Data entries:
— Begin —

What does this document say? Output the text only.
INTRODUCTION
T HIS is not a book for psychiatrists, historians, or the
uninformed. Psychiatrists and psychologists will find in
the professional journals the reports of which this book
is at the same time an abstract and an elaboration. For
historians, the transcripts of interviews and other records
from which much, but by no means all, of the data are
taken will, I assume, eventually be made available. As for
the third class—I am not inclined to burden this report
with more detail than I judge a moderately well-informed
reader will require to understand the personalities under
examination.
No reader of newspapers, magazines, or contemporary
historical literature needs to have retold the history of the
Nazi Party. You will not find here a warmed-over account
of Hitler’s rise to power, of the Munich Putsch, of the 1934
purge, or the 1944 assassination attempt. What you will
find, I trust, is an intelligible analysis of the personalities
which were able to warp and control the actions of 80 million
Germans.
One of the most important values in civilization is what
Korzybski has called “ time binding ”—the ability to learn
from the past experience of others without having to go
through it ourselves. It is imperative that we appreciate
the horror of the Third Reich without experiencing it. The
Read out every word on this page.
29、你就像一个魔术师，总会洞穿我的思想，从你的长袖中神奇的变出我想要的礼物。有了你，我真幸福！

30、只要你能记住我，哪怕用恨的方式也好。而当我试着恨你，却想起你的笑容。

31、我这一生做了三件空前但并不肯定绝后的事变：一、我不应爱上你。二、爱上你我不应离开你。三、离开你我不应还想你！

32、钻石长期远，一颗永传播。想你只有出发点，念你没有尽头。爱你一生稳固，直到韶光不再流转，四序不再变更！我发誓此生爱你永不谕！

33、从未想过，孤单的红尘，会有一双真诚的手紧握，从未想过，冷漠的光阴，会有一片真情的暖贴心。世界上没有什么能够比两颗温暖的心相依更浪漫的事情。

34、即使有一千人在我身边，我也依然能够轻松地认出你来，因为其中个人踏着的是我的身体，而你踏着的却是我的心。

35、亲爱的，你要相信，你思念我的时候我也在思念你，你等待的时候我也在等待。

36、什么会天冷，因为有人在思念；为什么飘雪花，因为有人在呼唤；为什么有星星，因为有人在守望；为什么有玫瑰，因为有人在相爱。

— End —

Extract all of the data above without altering anything.

__Answer in full__.
What does this document say? Output the text only.
INTRODUCTION
T HIS is not a book for psychiatrists, historians, or the
uninformed. Psychiatrists and psychologists will find in
the professional journals the reports of which this book
is at the same time an abstract and an elaboration. For
historians, the transcripts of interviews and other records
from which much, but by no means all, of the data are
taken will, I assume, eventually be made available. As for
the third class—I am not inclined to burden this report
with more detail than I judge a moderately well-informed
reader will require to understand the personalities under
examination.
No reader of newspapers, magazines, or contemporary
historical literature needs to have retold the history of the
Nazi Party. You will not find here a warmed-over account
of Hitler’s rise to power, of the Munich Putsch, of the 1934
purge, or the 1944 assassination attempt. What you will
find, I trust, is an intelligible analysis of the personalities
which were able to warp and control the actions of 80 million
Germans.
One of the most important values in civilization is what
Korzybski has called “ time binding ”—the ability to learn
from the past experience of others without having to go
through it ourselves. It is imperative that we appreciate
the horror of the Third Reich without experiencing it. The
Read out every word on this page.
29、你就像一个魔术师，总会洞穿我的思想，从你的长袖中神奇的变出我想要的礼物。有了你，我真幸福！

30、只要你能记住我，哪怕用恨的方式也好。而当我试着恨你，却想起你的笑容。

31、我这一生做了三件空前但并不肯定绝后的事变：一、我不应爱上你。二、爱上你我不应离开你。三、离开你我不应还想你！

32、钻石长期远，一颗永传播。想你只有出发点，念你没有尽头。爱你一生稳固，直到韶光不再流转，四序不再变更！我发誓此生爱你永不谕！

33、从未想过，孤单的红尘，会有一双真诚的手紧握，从未想过，冷漠的光阴，会有一片真情的暖贴心。世界上没有什么能够比两颗温暖的心相依更浪漫的事情。

34、即使有一千人在我身边，我也依然能够轻松地认出你来，因为其中个人踏着的是我的身体，而你踏着的却是我的心。

35、亲爱的，你要相信，你思念我的时候我也在思念你，你等待的时候我也在等待。

36、什么会天冷，因为有人在思念；为什么飘雪花，因为有人在呼唤；为什么有星星，因为有人在守望；为什么有玫瑰，因为有人在相爱。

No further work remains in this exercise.